┌─ Document excerpt

Mine has a hobby....watching TV!
Lifetime,hallmark, all the Love channels. Yuck!

She LOVES it when I go down in the dungeon.
As I don't bother her about what is going on in her "important" shows.
Lately she has been watching the show about Deadly woman killers.
I sleep with one eye open!

Sometimes when she is doing the laundry she will stop and comment on the trains.:thumbsup:
You woosywhips better watch what you are posting here about them, you never know if they are reading your posts. Me? Anything I post I will tell her to her face.


I am the King of our house...................................................................of at least the dungeon and garage.


----------



## MarkVIIIMarc (Oct 19, 2012)

As far as hobbies goes this one is pretty tame. The time I spend with the trains is usually after the kid is in bed so my wife is not too bothered by it.

What she probably notices is how excited you/we are when talking railroad stuff and she is envious or remembers when she got that response out of you. 

I am thinking of a South Park episode think it was titled "attractive vs interesting". Gals have a difficult time as they age faster than us and generally get LESS cool.

So, this hobby or probably another make sure you have something you do together. Good luck.


----------



## raleets (Jan 2, 2011)

big ed said:


> Mine has a hobby....watching TV!
> Lifetime,hallmark, all the Love channels. Yuck!
> 
> She LOVES it when I go down in the dungeon.
> ...


Big Ed,
I can relate to the wife watching TV. Mine is a tvaholic! Food channels and "Survey said".....double YUK!!
Yes, I am also the King of the house. I can do any damned thing I want to do, as long as I get her permission.

└─
┌─ Data section

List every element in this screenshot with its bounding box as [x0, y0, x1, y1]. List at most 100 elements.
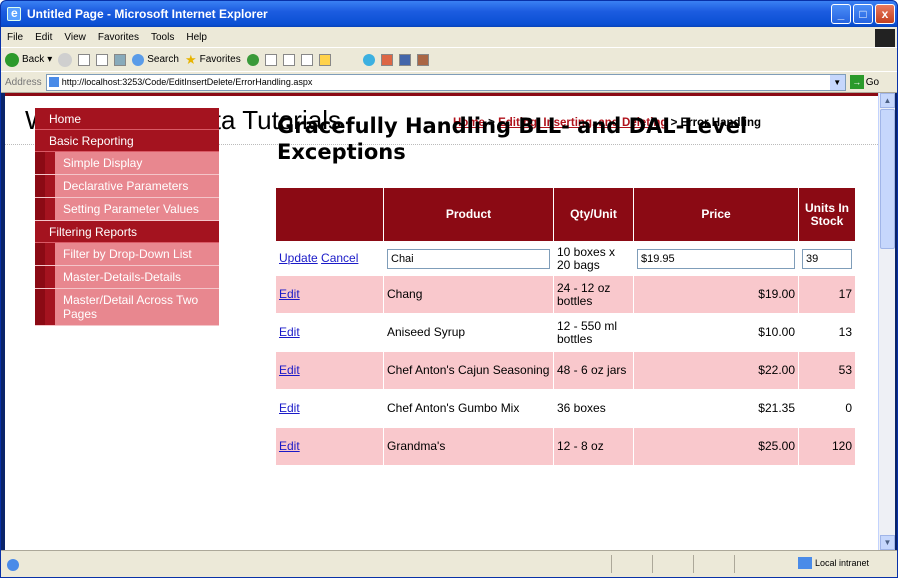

└─

*Task to complete*
Print, word for word, the portion of the forum thread on spouses and the model train hobby from "I am thinking" up to and including "together. Good luck.".

*Task response*
I am thinking of a South Park episode think it was titled "attractive vs interesting". Gals have a difficult time as they age faster than us and generally get LESS cool.

So, this hobby or probably another make sure you have something you do together. Good luck.